[WRITTEN INSTRUCTION]
Print the data that follows exactly.
═══ INPUT
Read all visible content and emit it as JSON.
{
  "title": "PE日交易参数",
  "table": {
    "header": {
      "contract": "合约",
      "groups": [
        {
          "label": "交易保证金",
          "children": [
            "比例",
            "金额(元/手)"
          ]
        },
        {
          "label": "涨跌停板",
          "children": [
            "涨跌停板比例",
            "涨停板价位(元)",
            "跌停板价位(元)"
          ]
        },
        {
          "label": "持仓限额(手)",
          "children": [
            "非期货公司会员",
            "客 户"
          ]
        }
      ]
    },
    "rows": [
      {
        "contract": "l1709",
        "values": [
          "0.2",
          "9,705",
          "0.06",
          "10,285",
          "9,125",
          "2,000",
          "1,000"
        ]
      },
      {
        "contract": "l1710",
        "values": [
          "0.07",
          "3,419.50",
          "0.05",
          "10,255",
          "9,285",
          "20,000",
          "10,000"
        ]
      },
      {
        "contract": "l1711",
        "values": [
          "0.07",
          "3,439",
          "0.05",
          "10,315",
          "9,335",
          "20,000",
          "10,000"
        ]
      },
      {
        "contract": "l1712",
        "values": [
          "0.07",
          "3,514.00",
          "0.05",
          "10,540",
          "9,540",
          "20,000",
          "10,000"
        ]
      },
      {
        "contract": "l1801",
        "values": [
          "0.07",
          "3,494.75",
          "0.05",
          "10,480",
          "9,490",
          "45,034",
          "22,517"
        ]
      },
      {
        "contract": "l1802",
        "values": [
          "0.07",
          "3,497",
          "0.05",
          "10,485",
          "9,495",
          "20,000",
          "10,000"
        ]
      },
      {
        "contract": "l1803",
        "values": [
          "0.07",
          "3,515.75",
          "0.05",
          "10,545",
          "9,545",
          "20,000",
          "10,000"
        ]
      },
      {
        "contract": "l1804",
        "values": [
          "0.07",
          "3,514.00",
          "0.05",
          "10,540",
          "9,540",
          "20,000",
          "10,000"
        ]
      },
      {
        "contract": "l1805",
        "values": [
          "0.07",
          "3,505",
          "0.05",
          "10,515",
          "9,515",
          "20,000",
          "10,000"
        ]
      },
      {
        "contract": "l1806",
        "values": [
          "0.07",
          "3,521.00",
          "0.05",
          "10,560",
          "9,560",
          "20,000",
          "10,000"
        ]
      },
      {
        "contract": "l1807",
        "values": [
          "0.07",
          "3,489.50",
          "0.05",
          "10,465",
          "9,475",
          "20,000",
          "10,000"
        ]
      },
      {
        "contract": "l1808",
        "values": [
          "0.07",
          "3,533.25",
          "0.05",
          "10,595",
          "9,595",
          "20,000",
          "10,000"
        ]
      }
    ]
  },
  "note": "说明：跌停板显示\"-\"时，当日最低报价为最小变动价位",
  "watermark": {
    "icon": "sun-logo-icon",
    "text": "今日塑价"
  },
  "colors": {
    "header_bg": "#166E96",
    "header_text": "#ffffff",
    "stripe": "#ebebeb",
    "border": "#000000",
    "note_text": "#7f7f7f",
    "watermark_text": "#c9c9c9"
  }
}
══════
[COMPLETE ANSWER]
Read all visible content and emit it as JSON.
{
  "title": "PE日交易参数",
  "table": {
    "header": {
      "contract": "合约",
      "groups": [
        {
          "label": "交易保证金",
          "children": [
            "比例",
            "金额(元/手)"
          ]
        },
        {
          "label": "涨跌停板",
          "children": [
            "涨跌停板比例",
            "涨停板价位(元)",
            "跌停板价位(元)"
          ]
        },
        {
          "label": "持仓限额(手)",
          "children": [
            "非期货公司会员",
            "客 户"
          ]
        }
      ]
    },
    "rows": [
      {
        "contract": "l1709",
        "values": [
          "0.2",
          "9,705",
          "0.06",
          "10,285",
          "9,125",
          "2,000",
          "1,000"
        ]
      },
      {
        "contract": "l1710",
        "values": [
          "0.07",
          "3,419.50",
          "0.05",
          "10,255",
          "9,285",
          "20,000",
          "10,000"
        ]
      },
      {
        "contract": "l1711",
        "values": [
          "0.07",
          "3,439",
          "0.05",
          "10,315",
          "9,335",
          "20,000",
          "10,000"
        ]
      },
      {
        "contract": "l1712",
        "values": [
          "0.07",
          "3,514.00",
          "0.05",
          "10,540",
          "9,540",
          "20,000",
          "10,000"
        ]
      },
      {
        "contract": "l1801",
        "values": [
          "0.07",
          "3,494.75",
          "0.05",
          "10,480",
          "9,490",
          "45,034",
          "22,517"
        ]
      },
      {
        "contract": "l1802",
        "values": [
          "0.07",
          "3,497",
          "0.05",
          "10,485",
          "9,495",
          "20,000",
          "10,000"
        ]
      },
      {
        "contract": "l1803",
        "values": [
          "0.07",
          "3,515.75",
          "0.05",
          "10,545",
          "9,545",
          "20,000",
          "10,000"
        ]
      },
      {
        "contract": "l1804",
        "values": [
          "0.07",
          "3,514.00",
          "0.05",
          "10,540",
          "9,540",
          "20,000",
          "10,000"
        ]
      },
      {
        "contract": "l1805",
        "values": [
          "0.07",
          "3,505",
          "0.05",
          "10,515",
          "9,515",
          "20,000",
          "10,000"
        ]
      },
      {
        "contract": "l1806",
        "values": [
          "0.07",
          "3,521.00",
          "0.05",
          "10,560",
          "9,560",
          "20,000",
          "10,000"
        ]
      },
      {
        "contract": "l1807",
        "values": [
          "0.07",
          "3,489.50",
          "0.05",
          "10,465",
          "9,475",
          "20,000",
          "10,000"
        ]
      },
      {
        "contract": "l1808",
        "values": [
          "0.07",
          "3,533.25",
          "0.05",
          "10,595",
          "9,595",
          "20,000",
          "10,000"
        ]
      }
    ]
  },
  "note": "说明：跌停板显示\"-\"时，当日最低报价为最小变动价位",
  "watermark": {
    "icon": "sun-logo-icon",
    "text": "今日塑价"
  },
  "colors": {
    "header_bg": "#166E96",
    "header_text": "#ffffff",
    "stripe": "#ebebeb",
    "border": "#000000",
    "note_text": "#7f7f7f",
    "watermark_text": "#c9c9c9"
  }
}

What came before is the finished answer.